JOB |
Write every entry out again exactly, please, and skip the pictures.

MATERIAL FOR THE TASK |
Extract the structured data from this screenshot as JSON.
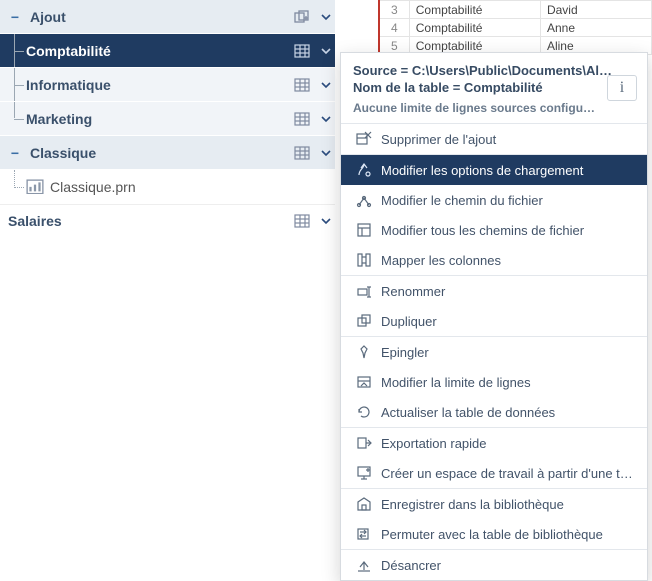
{
  "table": {
    "rows": [
      {
        "idx": "3",
        "col1": "Comptabilité",
        "col2": "David"
      },
      {
        "idx": "4",
        "col1": "Comptabilité",
        "col2": "Anne"
      },
      {
        "idx": "5",
        "col1": "Comptabilité",
        "col2": "Aline"
      }
    ]
  },
  "tree": {
    "groups": [
      {
        "label": "Ajout",
        "children": [
          {
            "label": "Comptabilité",
            "selected": true
          },
          {
            "label": "Informatique",
            "selected": false
          },
          {
            "label": "Marketing",
            "selected": false
          }
        ]
      },
      {
        "label": "Classique",
        "children": [
          {
            "label": "Classique.prn",
            "file": true
          }
        ]
      }
    ],
    "top": {
      "label": "Salaires"
    }
  },
  "ctx": {
    "source_label": "Source = C:\\Users\\Public\\Documents\\Al…",
    "table_label": "Nom de la table = Comptabilité",
    "limit_hint": "Aucune limite de lignes sources configu…",
    "items": [
      {
        "label": "Supprimer de l'ajout",
        "icon": "remove-from-append-icon"
      },
      {
        "sep": true
      },
      {
        "label": "Modifier les options de chargement",
        "icon": "load-options-icon",
        "selected": true
      },
      {
        "label": "Modifier le chemin du fichier",
        "icon": "edit-path-icon"
      },
      {
        "label": "Modifier tous les chemins de fichier",
        "icon": "edit-all-paths-icon"
      },
      {
        "label": "Mapper les colonnes",
        "icon": "map-columns-icon"
      },
      {
        "sep": true
      },
      {
        "label": "Renommer",
        "icon": "rename-icon"
      },
      {
        "label": "Dupliquer",
        "icon": "duplicate-icon"
      },
      {
        "sep": true
      },
      {
        "label": "Epingler",
        "icon": "pin-icon"
      },
      {
        "label": "Modifier la limite de lignes",
        "icon": "row-limit-icon"
      },
      {
        "label": "Actualiser la table de données",
        "icon": "refresh-icon"
      },
      {
        "sep": true
      },
      {
        "label": "Exportation rapide",
        "icon": "export-icon"
      },
      {
        "label": "Créer un espace de travail à partir d'une table",
        "icon": "create-workspace-icon"
      },
      {
        "sep": true
      },
      {
        "label": "Enregistrer dans la bibliothèque",
        "icon": "save-library-icon"
      },
      {
        "label": "Permuter avec la table de bibliothèque",
        "icon": "swap-library-icon"
      },
      {
        "sep": true
      },
      {
        "label": "Désancrer",
        "icon": "undock-icon"
      }
    ]
  }
}
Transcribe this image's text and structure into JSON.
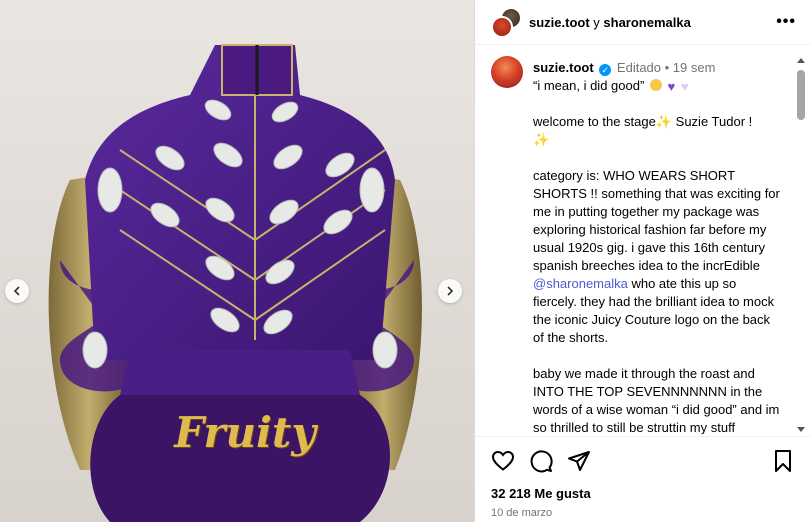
{
  "header": {
    "user1": "suzie.toot",
    "conjunction": " y ",
    "user2": "sharonemalka",
    "more": "•••"
  },
  "media": {
    "garment_text": "Fruity"
  },
  "caption": {
    "username": "suzie.toot",
    "verified_glyph": "✓",
    "separator": " • ",
    "edited": "Editado",
    "age": "19 sem",
    "quote": "“i mean, i did good”",
    "p1": "welcome to the stage",
    "p1b": " Suzie Tudor !",
    "sparkle": "✨",
    "p2": "category is: WHO WEARS SHORT SHORTS !! something that was exciting for me in putting together my package was exploring historical fashion far before my usual 1920s gig. i gave this 16th century spanish breeches idea to the incrEdible ",
    "mention": "@sharonemalka",
    "p2b": " who ate this up so fiercely. they had the brilliant idea to mock the iconic Juicy Couture logo on the back of the shorts.",
    "p3": "baby we made it through the roast and INTO THE TOP SEVENNNNNNN in the words of a wise woman “i did good” and im so thrilled to still be struttin my stuff"
  },
  "footer": {
    "likes": "32 218 Me gusta",
    "date": "10 de marzo"
  },
  "colors": {
    "verified": "#0095f6",
    "mention": "#4a5ccf",
    "velvet": "#4a1a80"
  }
}
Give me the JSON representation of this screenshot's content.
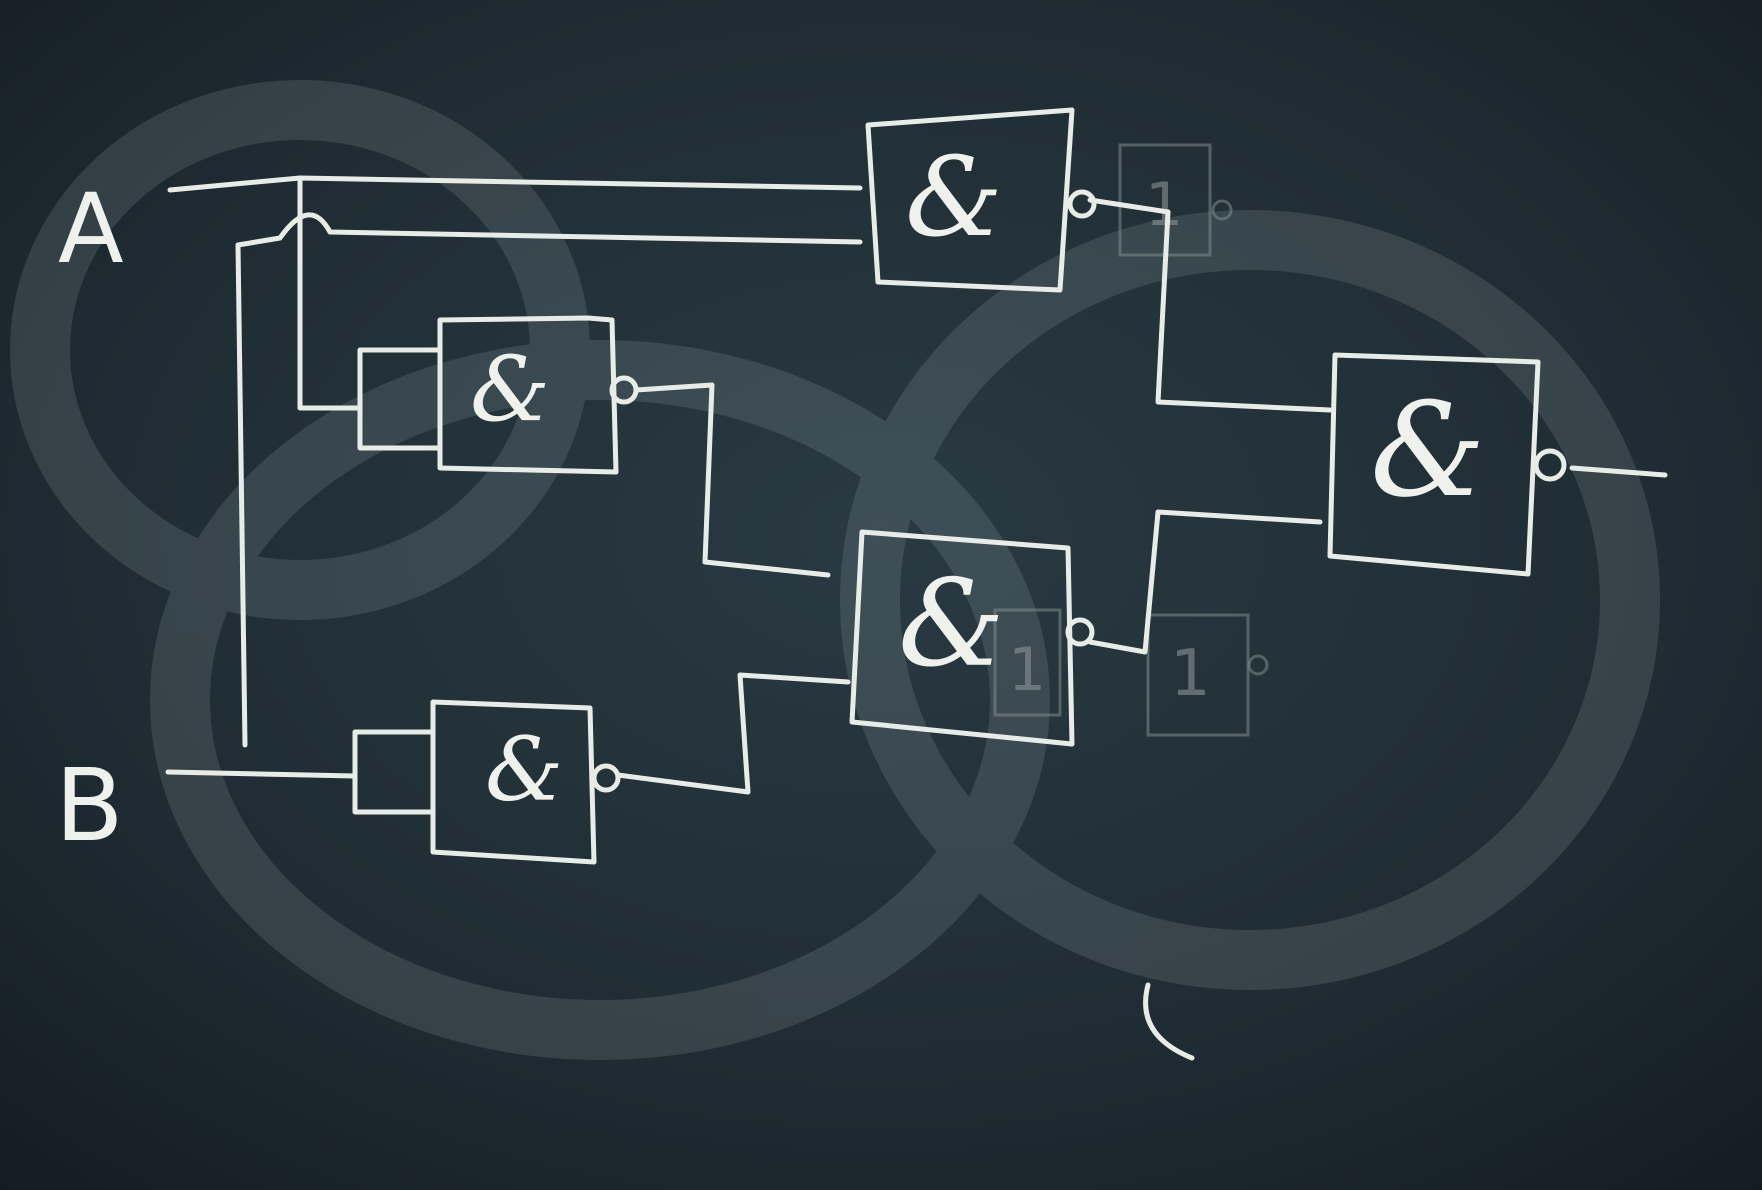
{
  "inputs": {
    "a": "A",
    "b": "B"
  },
  "gates": {
    "g1": "&",
    "g2": "&",
    "g3": "&",
    "g4": "&",
    "g5": "&"
  },
  "erased_marks": {
    "m1": "1",
    "m2": "1",
    "m3": "1"
  },
  "colors": {
    "board": "#1f2c33",
    "chalk": "#e8ece6"
  }
}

SOLUTION TO THIS PROBLEM |
Extract the structured data from this screenshot as JSON.
{
  "table": {
    "rows": [
      {
        "idx": "3",
        "col1": "Comptabilité",
        "col2": "David"
      },
      {
        "idx": "4",
        "col1": "Comptabilité",
        "col2": "Anne"
      },
      {
        "idx": "5",
        "col1": "Comptabilité",
        "col2": "Aline"
      }
    ]
  },
  "tree": {
    "groups": [
      {
        "label": "Ajout",
        "children": [
          {
            "label": "Comptabilité",
            "selected": true
          },
          {
            "label": "Informatique",
            "selected": false
          },
          {
            "label": "Marketing",
            "selected": false
          }
        ]
      },
      {
        "label": "Classique",
        "children": [
          {
            "label": "Classique.prn",
            "file": true
          }
        ]
      }
    ],
    "top": {
      "label": "Salaires"
    }
  },
  "ctx": {
    "source_label": "Source = C:\\Users\\Public\\Documents\\Al…",
    "table_label": "Nom de la table = Comptabilité",
    "limit_hint": "Aucune limite de lignes sources configu…",
    "items": [
      {
        "label": "Supprimer de l'ajout",
        "icon": "remove-from-append-icon"
      },
      {
        "sep": true
      },
      {
        "label": "Modifier les options de chargement",
        "icon": "load-options-icon",
        "selected": true
      },
      {
        "label": "Modifier le chemin du fichier",
        "icon": "edit-path-icon"
      },
      {
        "label": "Modifier tous les chemins de fichier",
        "icon": "edit-all-paths-icon"
      },
      {
        "label": "Mapper les colonnes",
        "icon": "map-columns-icon"
      },
      {
        "sep": true
      },
      {
        "label": "Renommer",
        "icon": "rename-icon"
      },
      {
        "label": "Dupliquer",
        "icon": "duplicate-icon"
      },
      {
        "sep": true
      },
      {
        "label": "Epingler",
        "icon": "pin-icon"
      },
      {
        "label": "Modifier la limite de lignes",
        "icon": "row-limit-icon"
      },
      {
        "label": "Actualiser la table de données",
        "icon": "refresh-icon"
      },
      {
        "sep": true
      },
      {
        "label": "Exportation rapide",
        "icon": "export-icon"
      },
      {
        "label": "Créer un espace de travail à partir d'une table",
        "icon": "create-workspace-icon"
      },
      {
        "sep": true
      },
      {
        "label": "Enregistrer dans la bibliothèque",
        "icon": "save-library-icon"
      },
      {
        "label": "Permuter avec la table de bibliothèque",
        "icon": "swap-library-icon"
      },
      {
        "sep": true
      },
      {
        "label": "Désancrer",
        "icon": "undock-icon"
      }
    ]
  }
}
Transcribe this image's text and structure into JSON.
{
  "header": {
    "user1": "suzie.toot",
    "conjunction": " y ",
    "user2": "sharonemalka",
    "more": "•••"
  },
  "media": {
    "garment_text": "Fruity"
  },
  "caption": {
    "username": "suzie.toot",
    "verified_glyph": "✓",
    "separator": " • ",
    "edited": "Editado",
    "age": "19 sem",
    "quote": "“i mean, i did good”",
    "p1": "welcome to the stage",
    "p1b": " Suzie Tudor !",
    "sparkle": "✨",
    "p2": "category is: WHO WEARS SHORT SHORTS !! something that was exciting for me in putting together my package was exploring historical fashion far before my usual 1920s gig. i gave this 16th century spanish breeches idea to the incrEdible ",
    "mention": "@sharonemalka",
    "p2b": " who ate this up so fiercely. they had the brilliant idea to mock the iconic Juicy Couture logo on the back of the shorts.",
    "p3": "baby we made it through the roast and INTO THE TOP SEVENNNNNNN in the words of a wise woman “i did good” and im so thrilled to still be struttin my stuff"
  },
  "footer": {
    "likes": "32 218 Me gusta",
    "date": "10 de marzo"
  },
  "colors": {
    "verified": "#0095f6",
    "mention": "#4a5ccf",
    "velvet": "#4a1a80"
  }
}
Give me the JSON representation of this screenshot's content.
{
  "inputs": {
    "a": "A",
    "b": "B"
  },
  "gates": {
    "g1": "&",
    "g2": "&",
    "g3": "&",
    "g4": "&",
    "g5": "&"
  },
  "erased_marks": {
    "m1": "1",
    "m2": "1",
    "m3": "1"
  },
  "colors": {
    "board": "#1f2c33",
    "chalk": "#e8ece6"
  }
}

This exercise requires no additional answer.